Omit all images. Transcribe the rest of the material below exactly.

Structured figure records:

━━━━━━━━━━━━━━━━━━━━━━━━━━━━━━

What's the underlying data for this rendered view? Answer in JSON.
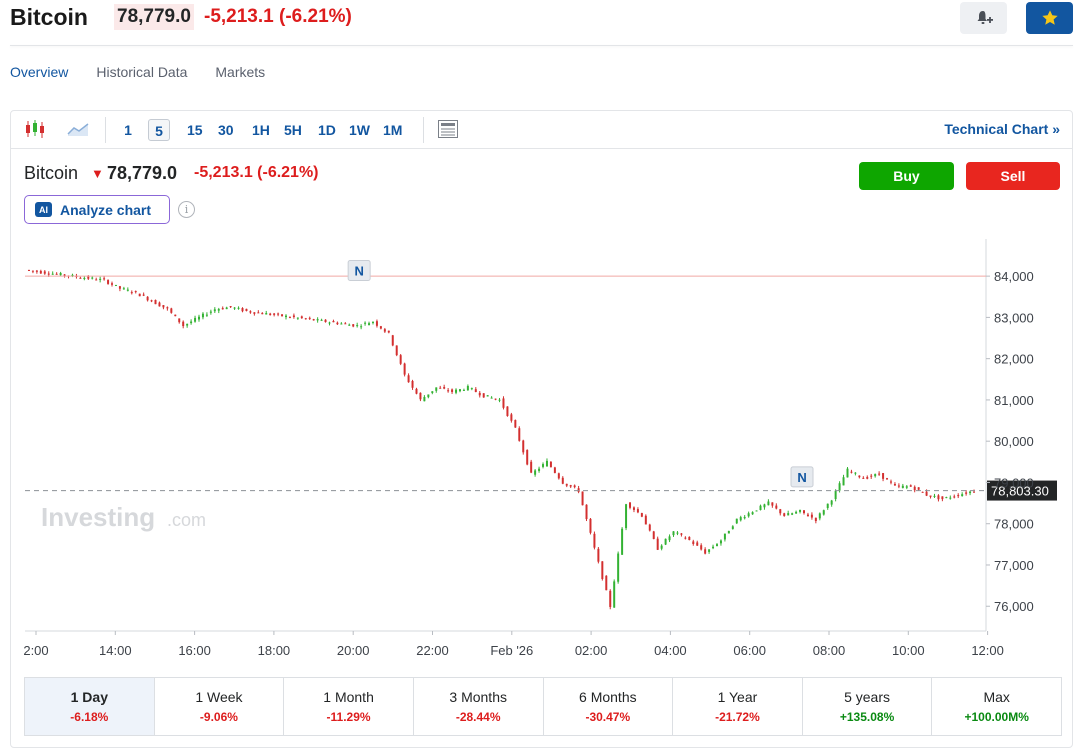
{
  "header": {
    "title": "Bitcoin",
    "price": "78,779.0",
    "change": "-5,213.1",
    "change_pct": "(-6.21%)"
  },
  "subnav": [
    "Overview",
    "Historical Data",
    "Markets"
  ],
  "toolbar": {
    "timeframes": [
      "1",
      "5",
      "15",
      "30",
      "1H",
      "5H",
      "1D",
      "1W",
      "1M"
    ],
    "active_timeframe": "5",
    "technical_chart": "Technical Chart »"
  },
  "instrument": {
    "name": "Bitcoin",
    "price": "78,779.0",
    "change": "-5,213.1 (-6.21%)",
    "buy": "Buy",
    "sell": "Sell",
    "analyze": "Analyze chart",
    "ai_badge": "AI"
  },
  "watermark": {
    "brand": "Investing",
    "suffix": ".com"
  },
  "colors": {
    "up": "#33b233",
    "down": "#d32f2f",
    "accent": "#1256a0"
  },
  "chart_data": {
    "type": "line",
    "style": "candlestick",
    "x_ticks": [
      "2:00",
      "14:00",
      "16:00",
      "18:00",
      "20:00",
      "22:00",
      "Feb '26",
      "02:00",
      "04:00",
      "06:00",
      "08:00",
      "10:00",
      "12:00"
    ],
    "y_ticks": [
      "84,000",
      "83,000",
      "82,000",
      "81,000",
      "80,000",
      "79,000",
      "78,000",
      "77,000",
      "76,000"
    ],
    "ylim": [
      75400,
      84900
    ],
    "reference_level": 84000,
    "current_price_label": "78,803.30",
    "current_price": 78803.3,
    "news_markers": [
      {
        "label": "N",
        "time_index": 3.5,
        "price": 83700
      },
      {
        "label": "N",
        "time_index": 8.2,
        "price": 78700
      }
    ],
    "series": [
      {
        "values": [
          84150,
          84100,
          84050,
          84000,
          83950,
          83900,
          83700,
          83600,
          83400,
          83200,
          82800,
          83000,
          83200,
          83250,
          83150,
          83100,
          83050,
          83000,
          82950,
          82900,
          82850,
          82800,
          82900,
          82600,
          81600,
          81000,
          81300,
          81200,
          81300,
          81100,
          81000,
          80300,
          79200,
          79500,
          79000,
          78800,
          77400,
          76000,
          78500,
          78200,
          77400,
          77800,
          77600,
          77300,
          77600,
          78100,
          78300,
          78500,
          78200,
          78300,
          78100,
          78600,
          79300,
          79100,
          79200,
          78900,
          78900,
          78700,
          78600,
          78700,
          78800
        ]
      }
    ]
  },
  "periods": [
    {
      "label": "1 Day",
      "change": "-6.18%",
      "dir": "neg"
    },
    {
      "label": "1 Week",
      "change": "-9.06%",
      "dir": "neg"
    },
    {
      "label": "1 Month",
      "change": "-11.29%",
      "dir": "neg"
    },
    {
      "label": "3 Months",
      "change": "-28.44%",
      "dir": "neg"
    },
    {
      "label": "6 Months",
      "change": "-30.47%",
      "dir": "neg"
    },
    {
      "label": "1 Year",
      "change": "-21.72%",
      "dir": "neg"
    },
    {
      "label": "5 years",
      "change": "+135.08%",
      "dir": "pos"
    },
    {
      "label": "Max",
      "change": "+100.00M%",
      "dir": "pos"
    }
  ]
}
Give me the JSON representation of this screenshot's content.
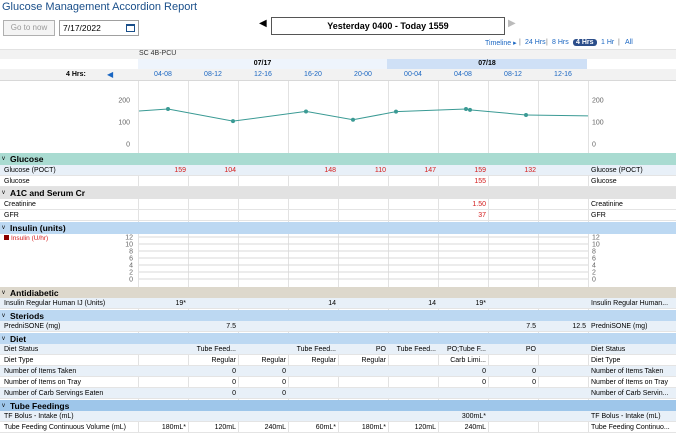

━━━━━━━━━━━━━━━━━━━━━━━━━━━━━━

## [Result]
What's the underlying data for this rendered view? Answer in JSON.
{
  "header": {
    "title": "Bitcoin",
    "price": "78,779.0",
    "change": "-5,213.1",
    "change_pct": "(-6.21%)"
  },
  "subnav": [
    "Overview",
    "Historical Data",
    "Markets"
  ],
  "toolbar": {
    "timeframes": [
      "1",
      "5",
      "15",
      "30",
      "1H",
      "5H",
      "1D",
      "1W",
      "1M"
    ],
    "active_timeframe": "5",
    "technical_chart": "Technical Chart »"
  },
  "instrument": {
    "name": "Bitcoin",
    "price": "78,779.0",
    "change": "-5,213.1 (-6.21%)",
    "buy": "Buy",
    "sell": "Sell",
    "analyze": "Analyze chart",
    "ai_badge": "AI"
  },
  "watermark": {
    "brand": "Investing",
    "suffix": ".com"
  },
  "colors": {
    "up": "#33b233",
    "down": "#d32f2f",
    "accent": "#1256a0"
  },
  "chart_data": {
    "type": "line",
    "style": "candlestick",
    "x_ticks": [
      "2:00",
      "14:00",
      "16:00",
      "18:00",
      "20:00",
      "22:00",
      "Feb '26",
      "02:00",
      "04:00",
      "06:00",
      "08:00",
      "10:00",
      "12:00"
    ],
    "y_ticks": [
      "84,000",
      "83,000",
      "82,000",
      "81,000",
      "80,000",
      "79,000",
      "78,000",
      "77,000",
      "76,000"
    ],
    "ylim": [
      75400,
      84900
    ],
    "reference_level": 84000,
    "current_price_label": "78,803.30",
    "current_price": 78803.3,
    "news_markers": [
      {
        "label": "N",
        "time_index": 3.5,
        "price": 83700
      },
      {
        "label": "N",
        "time_index": 8.2,
        "price": 78700
      }
    ],
    "series": [
      {
        "values": [
          84150,
          84100,
          84050,
          84000,
          83950,
          83900,
          83700,
          83600,
          83400,
          83200,
          82800,
          83000,
          83200,
          83250,
          83150,
          83100,
          83050,
          83000,
          82950,
          82900,
          82850,
          82800,
          82900,
          82600,
          81600,
          81000,
          81300,
          81200,
          81300,
          81100,
          81000,
          80300,
          79200,
          79500,
          79000,
          78800,
          77400,
          76000,
          78500,
          78200,
          77400,
          77800,
          77600,
          77300,
          77600,
          78100,
          78300,
          78500,
          78200,
          78300,
          78100,
          78600,
          79300,
          79100,
          79200,
          78900,
          78900,
          78700,
          78600,
          78700,
          78800
        ]
      }
    ]
  },
  "periods": [
    {
      "label": "1 Day",
      "change": "-6.18%",
      "dir": "neg"
    },
    {
      "label": "1 Week",
      "change": "-9.06%",
      "dir": "neg"
    },
    {
      "label": "1 Month",
      "change": "-11.29%",
      "dir": "neg"
    },
    {
      "label": "3 Months",
      "change": "-28.44%",
      "dir": "neg"
    },
    {
      "label": "6 Months",
      "change": "-30.47%",
      "dir": "neg"
    },
    {
      "label": "1 Year",
      "change": "-21.72%",
      "dir": "neg"
    },
    {
      "label": "5 years",
      "change": "+135.08%",
      "dir": "pos"
    },
    {
      "label": "Max",
      "change": "+100.00M%",
      "dir": "pos"
    }
  ]
}
Give me the JSON representation of this screenshot's content.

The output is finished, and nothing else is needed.